> Problem requirements: Restate the data word for word and leave the images out.

> Working data:
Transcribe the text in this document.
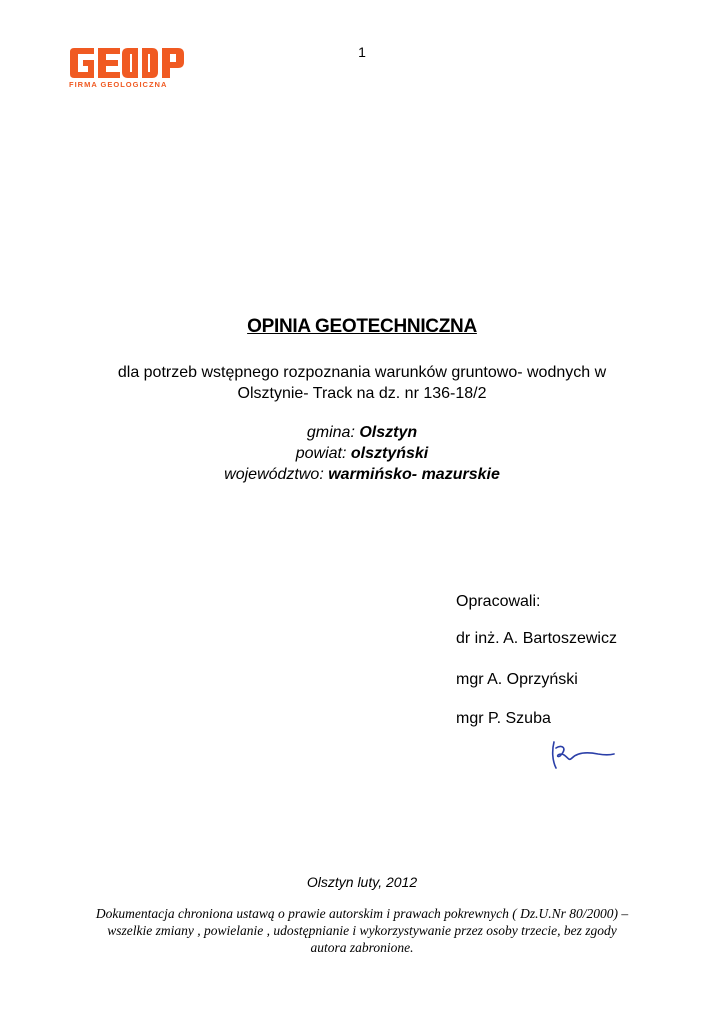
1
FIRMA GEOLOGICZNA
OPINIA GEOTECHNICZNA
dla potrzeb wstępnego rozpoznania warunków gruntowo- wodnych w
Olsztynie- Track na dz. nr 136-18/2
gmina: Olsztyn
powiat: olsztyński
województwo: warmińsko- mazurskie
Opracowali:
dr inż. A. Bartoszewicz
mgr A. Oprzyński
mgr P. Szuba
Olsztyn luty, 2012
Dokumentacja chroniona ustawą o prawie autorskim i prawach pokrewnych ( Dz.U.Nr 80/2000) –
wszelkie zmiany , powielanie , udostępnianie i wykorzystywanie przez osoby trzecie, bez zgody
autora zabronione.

> Final result:
Transcribe the text in this document.
1
FIRMA GEOLOGICZNA
OPINIA GEOTECHNICZNA
dla potrzeb wstępnego rozpoznania warunków gruntowo- wodnych w
Olsztynie- Track na dz. nr 136-18/2
gmina: Olsztyn
powiat: olsztyński
województwo: warmińsko- mazurskie
Opracowali:
dr inż. A. Bartoszewicz
mgr A. Oprzyński
mgr P. Szuba
Olsztyn luty, 2012
Dokumentacja chroniona ustawą o prawie autorskim i prawach pokrewnych ( Dz.U.Nr 80/2000) –
wszelkie zmiany , powielanie , udostępnianie i wykorzystywanie przez osoby trzecie, bez zgody
autora zabronione.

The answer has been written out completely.